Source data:

= = = = =

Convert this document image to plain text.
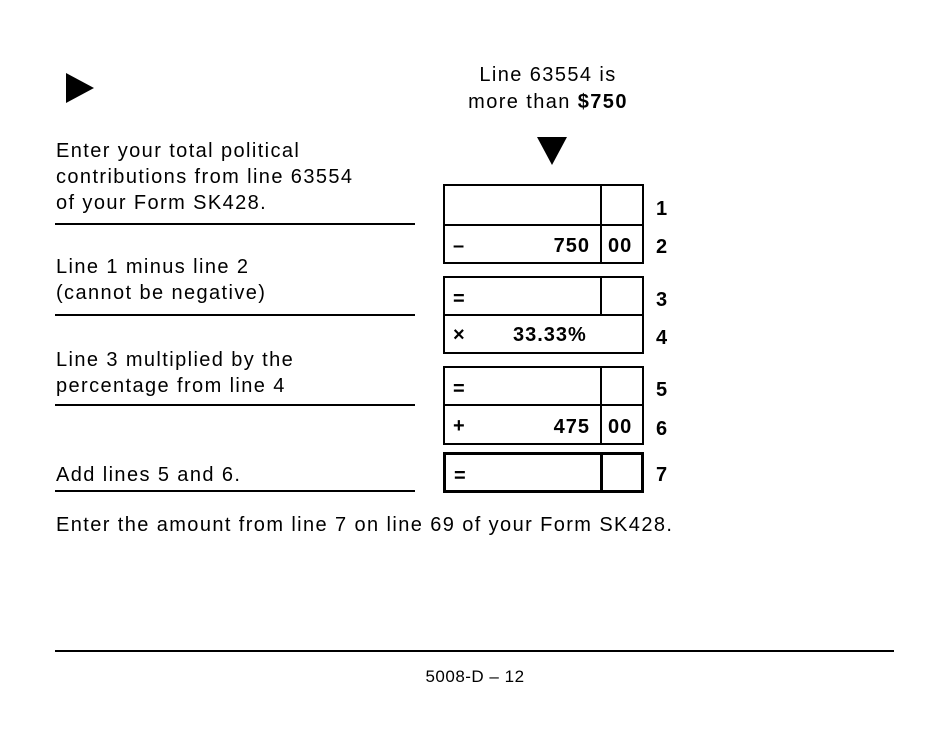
Line 63554 is
more than $750
Enter your total political
contributions from line 63554
of your Form SK428.
Line 1 minus line 2
(cannot be negative)
Line 3 multiplied by the
percentage from line 4
Add lines 5 and 6.
1
–	750 00 2
=	3
× 33.33%	4
=	5
+	475 00 6
=	7
Enter the amount from line 7 on line 69 of your Form SK428.
5008-D – 12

= = = = =

* _Goal of the exercise_
Skip the images and write out the rest of the listing exactly.

* _Solved problem_
Convert this document image to plain text.
Line 63554 is
more than $750
Enter your total political
contributions from line 63554
of your Form SK428.
Line 1 minus line 2
(cannot be negative)
Line 3 multiplied by the
percentage from line 4
Add lines 5 and 6.
1
–	750 00 2
=	3
× 33.33%	4
=	5
+	475 00 6
=	7
Enter the amount from line 7 on line 69 of your Form SK428.
5008-D – 12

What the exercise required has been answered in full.